Source data ::
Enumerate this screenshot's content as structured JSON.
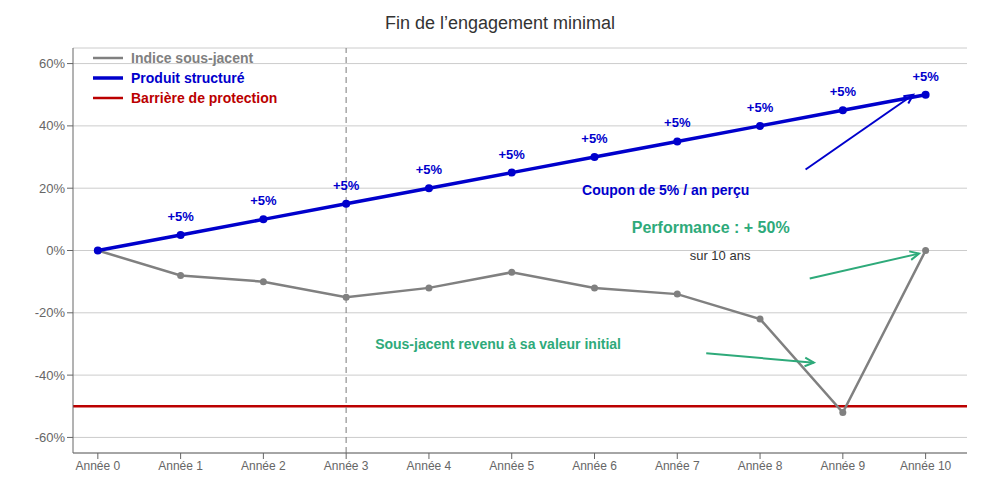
{
  "chart_data": {
    "type": "line",
    "title": "Fin de l’engagement minimal",
    "x": [
      0,
      1,
      2,
      3,
      4,
      5,
      6,
      7,
      8,
      9,
      10
    ],
    "xlim": [
      -0.3,
      10.5
    ],
    "xticks": [
      {
        "value": 0,
        "label": "Année 0"
      },
      {
        "value": 1,
        "label": "Année 1"
      },
      {
        "value": 2,
        "label": "Année 2"
      },
      {
        "value": 3,
        "label": "Année 3"
      },
      {
        "value": 4,
        "label": "Année 4"
      },
      {
        "value": 5,
        "label": "Année 5"
      },
      {
        "value": 6,
        "label": "Année 6"
      },
      {
        "value": 7,
        "label": "Année 7"
      },
      {
        "value": 8,
        "label": "Année 8"
      },
      {
        "value": 9,
        "label": "Année 9"
      },
      {
        "value": 10,
        "label": "Année 10"
      }
    ],
    "ylim": [
      -0.65,
      0.65
    ],
    "yticks": [
      {
        "value": -0.6,
        "label": "-60%"
      },
      {
        "value": -0.4,
        "label": "-40%"
      },
      {
        "value": -0.2,
        "label": "-20%"
      },
      {
        "value": 0,
        "label": "0%"
      },
      {
        "value": 0.2,
        "label": "20%"
      },
      {
        "value": 0.4,
        "label": "40%"
      },
      {
        "value": 0.6,
        "label": "60%"
      }
    ],
    "grid": "y",
    "legend": "upper left",
    "series": [
      {
        "name": "Indice sous-jacent",
        "color": "#808080",
        "marker": "circle",
        "values": [
          0.0,
          -0.08,
          -0.1,
          -0.15,
          -0.12,
          -0.07,
          -0.12,
          -0.14,
          -0.22,
          -0.52,
          0.0
        ]
      },
      {
        "name": "Produit structuré",
        "color": "#0000CC",
        "marker": "circle",
        "values": [
          0.0,
          0.05,
          0.1,
          0.15,
          0.2,
          0.25,
          0.3,
          0.35,
          0.4,
          0.45,
          0.5
        ]
      }
    ],
    "reference_lines": [
      {
        "axis": "y",
        "value": -0.5,
        "name": "Barrière de protection",
        "color": "#BB0000",
        "line_style": "solid"
      },
      {
        "axis": "x",
        "value": 3,
        "color": "#808080",
        "line_style": "dashed"
      }
    ],
    "point_annotations": [
      {
        "text": "+5%",
        "x": 1,
        "y": 0.05,
        "color": "#0000CC"
      },
      {
        "text": "+5%",
        "x": 2,
        "y": 0.1,
        "color": "#0000CC"
      },
      {
        "text": "+5%",
        "x": 3,
        "y": 0.15,
        "color": "#0000CC"
      },
      {
        "text": "+5%",
        "x": 4,
        "y": 0.2,
        "color": "#0000CC"
      },
      {
        "text": "+5%",
        "x": 5,
        "y": 0.25,
        "color": "#0000CC"
      },
      {
        "text": "+5%",
        "x": 6,
        "y": 0.3,
        "color": "#0000CC"
      },
      {
        "text": "+5%",
        "x": 7,
        "y": 0.35,
        "color": "#0000CC"
      },
      {
        "text": "+5%",
        "x": 8,
        "y": 0.4,
        "color": "#0000CC"
      },
      {
        "text": "+5%",
        "x": 9,
        "y": 0.45,
        "color": "#0000CC"
      },
      {
        "text": "+5%",
        "x": 10,
        "y": 0.5,
        "color": "#0000CC"
      }
    ],
    "annotations": [
      {
        "text": "Coupon de 5% / an perçu",
        "x": 5.85,
        "y": 0.195,
        "color": "#0000CC"
      },
      {
        "text": "Performance : + 50%",
        "x": 6.45,
        "y": 0.075,
        "color": "#2EAA7A"
      },
      {
        "text": "sur 10 ans",
        "x": 7.15,
        "y": -0.015,
        "color": "#333333"
      },
      {
        "text": "Sous-jacent revenu à sa valeur initial",
        "x": 3.35,
        "y": -0.3,
        "color": "#2EAA7A"
      }
    ]
  }
}
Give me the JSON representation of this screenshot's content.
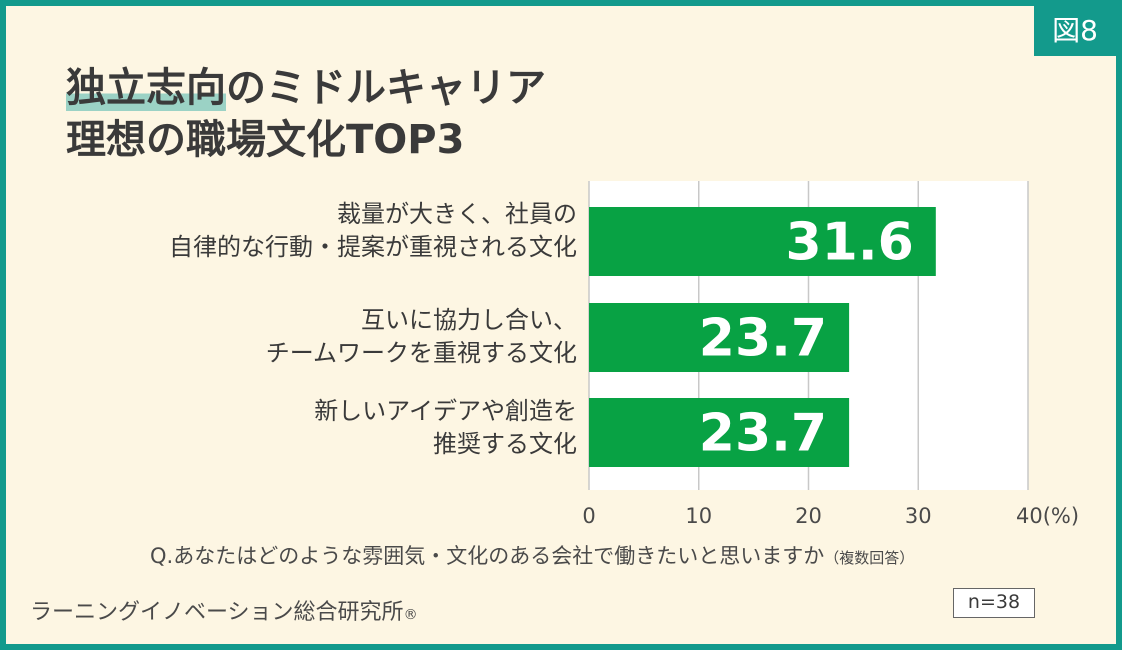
{
  "figure_badge": "図8",
  "title": {
    "line1_highlight": "独立志向",
    "line1_rest": "のミドルキャリア",
    "line2": "理想の職場文化TOP3"
  },
  "question": {
    "text": "Q.あなたはどのような雰囲気・文化のある会社で働きたいと思いますか",
    "note": "（複数回答）"
  },
  "source": {
    "name": "ラーニングイノベーション総合研究所",
    "mark": "®"
  },
  "sample_size": "n=38",
  "colors": {
    "bar": "#08a244",
    "frame": "#139a8c",
    "background": "#fdf6e3",
    "plot_background": "#ffffff",
    "grid": "#c8c8c8",
    "highlight": "#9bd2c5"
  },
  "chart_data": {
    "type": "bar",
    "orientation": "horizontal",
    "categories": [
      [
        "裁量が大きく、社員の",
        "自律的な行動・提案が重視される文化"
      ],
      [
        "互いに協力し合い、",
        "チームワークを重視する文化"
      ],
      [
        "新しいアイデアや創造を",
        "推奨する文化"
      ]
    ],
    "values": [
      31.6,
      23.7,
      23.7
    ],
    "value_labels": [
      "31.6",
      "23.7",
      "23.7"
    ],
    "xlim": [
      0,
      40
    ],
    "xticks": [
      0,
      10,
      20,
      30,
      40
    ],
    "xtick_labels": [
      "0",
      "10",
      "20",
      "30",
      "40(%)"
    ],
    "grid": true
  }
}
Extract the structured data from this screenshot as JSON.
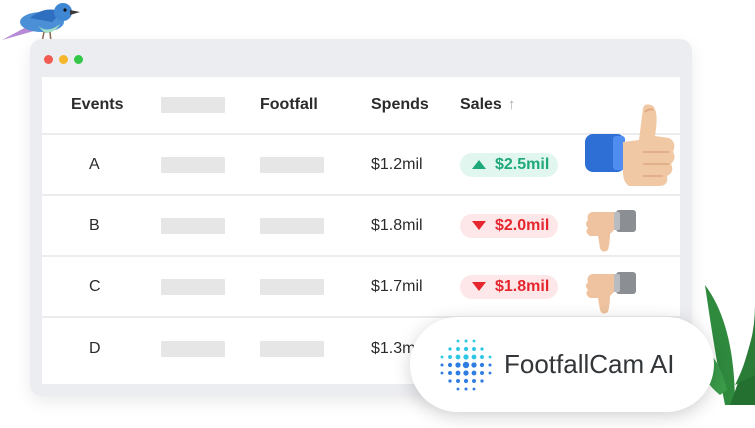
{
  "table": {
    "headers": {
      "events": "Events",
      "footfall": "Footfall",
      "spends": "Spends",
      "sales": "Sales",
      "sales_sort_icon": "arrow-up-icon"
    },
    "rows": [
      {
        "event": "A",
        "spends": "$1.2mil",
        "sales": "$2.5mil",
        "trend": "up",
        "reaction": "thumbs-up-icon"
      },
      {
        "event": "B",
        "spends": "$1.8mil",
        "sales": "$2.0mil",
        "trend": "down",
        "reaction": "thumbs-down-icon"
      },
      {
        "event": "C",
        "spends": "$1.7mil",
        "sales": "$1.8mil",
        "trend": "down",
        "reaction": "thumbs-down-icon"
      },
      {
        "event": "D",
        "spends": "$1.3mil",
        "sales": "",
        "trend": "",
        "reaction": ""
      }
    ]
  },
  "brand": {
    "name": "FootfallCam AI"
  },
  "colors": {
    "up": "#1ea97a",
    "up_bg": "#e1f6ee",
    "down": "#e5262f",
    "down_bg": "#fde7e8",
    "window_bg": "#ecedf1",
    "accent_brand": "#2f7de1"
  }
}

What you have to do :: Make a word-for-word copy of the entries, without any pictures.

Solution below ::
Enumerate this screenshot's content as structured JSON.
{
  "chart_data": {
    "type": "line",
    "title": "Fin de l’engagement minimal",
    "x": [
      0,
      1,
      2,
      3,
      4,
      5,
      6,
      7,
      8,
      9,
      10
    ],
    "xlim": [
      -0.3,
      10.5
    ],
    "xticks": [
      {
        "value": 0,
        "label": "Année 0"
      },
      {
        "value": 1,
        "label": "Année 1"
      },
      {
        "value": 2,
        "label": "Année 2"
      },
      {
        "value": 3,
        "label": "Année 3"
      },
      {
        "value": 4,
        "label": "Année 4"
      },
      {
        "value": 5,
        "label": "Année 5"
      },
      {
        "value": 6,
        "label": "Année 6"
      },
      {
        "value": 7,
        "label": "Année 7"
      },
      {
        "value": 8,
        "label": "Année 8"
      },
      {
        "value": 9,
        "label": "Année 9"
      },
      {
        "value": 10,
        "label": "Année 10"
      }
    ],
    "ylim": [
      -0.65,
      0.65
    ],
    "yticks": [
      {
        "value": -0.6,
        "label": "-60%"
      },
      {
        "value": -0.4,
        "label": "-40%"
      },
      {
        "value": -0.2,
        "label": "-20%"
      },
      {
        "value": 0,
        "label": "0%"
      },
      {
        "value": 0.2,
        "label": "20%"
      },
      {
        "value": 0.4,
        "label": "40%"
      },
      {
        "value": 0.6,
        "label": "60%"
      }
    ],
    "grid": "y",
    "legend": "upper left",
    "series": [
      {
        "name": "Indice sous-jacent",
        "color": "#808080",
        "marker": "circle",
        "values": [
          0.0,
          -0.08,
          -0.1,
          -0.15,
          -0.12,
          -0.07,
          -0.12,
          -0.14,
          -0.22,
          -0.52,
          0.0
        ]
      },
      {
        "name": "Produit structuré",
        "color": "#0000CC",
        "marker": "circle",
        "values": [
          0.0,
          0.05,
          0.1,
          0.15,
          0.2,
          0.25,
          0.3,
          0.35,
          0.4,
          0.45,
          0.5
        ]
      }
    ],
    "reference_lines": [
      {
        "axis": "y",
        "value": -0.5,
        "name": "Barrière de protection",
        "color": "#BB0000",
        "line_style": "solid"
      },
      {
        "axis": "x",
        "value": 3,
        "color": "#808080",
        "line_style": "dashed"
      }
    ],
    "point_annotations": [
      {
        "text": "+5%",
        "x": 1,
        "y": 0.05,
        "color": "#0000CC"
      },
      {
        "text": "+5%",
        "x": 2,
        "y": 0.1,
        "color": "#0000CC"
      },
      {
        "text": "+5%",
        "x": 3,
        "y": 0.15,
        "color": "#0000CC"
      },
      {
        "text": "+5%",
        "x": 4,
        "y": 0.2,
        "color": "#0000CC"
      },
      {
        "text": "+5%",
        "x": 5,
        "y": 0.25,
        "color": "#0000CC"
      },
      {
        "text": "+5%",
        "x": 6,
        "y": 0.3,
        "color": "#0000CC"
      },
      {
        "text": "+5%",
        "x": 7,
        "y": 0.35,
        "color": "#0000CC"
      },
      {
        "text": "+5%",
        "x": 8,
        "y": 0.4,
        "color": "#0000CC"
      },
      {
        "text": "+5%",
        "x": 9,
        "y": 0.45,
        "color": "#0000CC"
      },
      {
        "text": "+5%",
        "x": 10,
        "y": 0.5,
        "color": "#0000CC"
      }
    ],
    "annotations": [
      {
        "text": "Coupon de 5% / an perçu",
        "x": 5.85,
        "y": 0.195,
        "color": "#0000CC"
      },
      {
        "text": "Performance : + 50%",
        "x": 6.45,
        "y": 0.075,
        "color": "#2EAA7A"
      },
      {
        "text": "sur 10 ans",
        "x": 7.15,
        "y": -0.015,
        "color": "#333333"
      },
      {
        "text": "Sous-jacent revenu à sa valeur initial",
        "x": 3.35,
        "y": -0.3,
        "color": "#2EAA7A"
      }
    ]
  }
}
Give me the JSON representation of this screenshot's content.
{
  "figure_badge": "図8",
  "title": {
    "line1_highlight": "独立志向",
    "line1_rest": "のミドルキャリア",
    "line2": "理想の職場文化TOP3"
  },
  "question": {
    "text": "Q.あなたはどのような雰囲気・文化のある会社で働きたいと思いますか",
    "note": "（複数回答）"
  },
  "source": {
    "name": "ラーニングイノベーション総合研究所",
    "mark": "®"
  },
  "sample_size": "n=38",
  "colors": {
    "bar": "#08a244",
    "frame": "#139a8c",
    "background": "#fdf6e3",
    "plot_background": "#ffffff",
    "grid": "#c8c8c8",
    "highlight": "#9bd2c5"
  },
  "chart_data": {
    "type": "bar",
    "orientation": "horizontal",
    "categories": [
      [
        "裁量が大きく、社員の",
        "自律的な行動・提案が重視される文化"
      ],
      [
        "互いに協力し合い、",
        "チームワークを重視する文化"
      ],
      [
        "新しいアイデアや創造を",
        "推奨する文化"
      ]
    ],
    "values": [
      31.6,
      23.7,
      23.7
    ],
    "value_labels": [
      "31.6",
      "23.7",
      "23.7"
    ],
    "xlim": [
      0,
      40
    ],
    "xticks": [
      0,
      10,
      20,
      30,
      40
    ],
    "xtick_labels": [
      "0",
      "10",
      "20",
      "30",
      "40(%)"
    ],
    "grid": true
  }
}
Extract the structured data from this screenshot as JSON.
{
  "table": {
    "headers": {
      "events": "Events",
      "footfall": "Footfall",
      "spends": "Spends",
      "sales": "Sales",
      "sales_sort_icon": "arrow-up-icon"
    },
    "rows": [
      {
        "event": "A",
        "spends": "$1.2mil",
        "sales": "$2.5mil",
        "trend": "up",
        "reaction": "thumbs-up-icon"
      },
      {
        "event": "B",
        "spends": "$1.8mil",
        "sales": "$2.0mil",
        "trend": "down",
        "reaction": "thumbs-down-icon"
      },
      {
        "event": "C",
        "spends": "$1.7mil",
        "sales": "$1.8mil",
        "trend": "down",
        "reaction": "thumbs-down-icon"
      },
      {
        "event": "D",
        "spends": "$1.3mil",
        "sales": "",
        "trend": "",
        "reaction": ""
      }
    ]
  },
  "brand": {
    "name": "FootfallCam AI"
  },
  "colors": {
    "up": "#1ea97a",
    "up_bg": "#e1f6ee",
    "down": "#e5262f",
    "down_bg": "#fde7e8",
    "window_bg": "#ecedf1",
    "accent_brand": "#2f7de1"
  }
}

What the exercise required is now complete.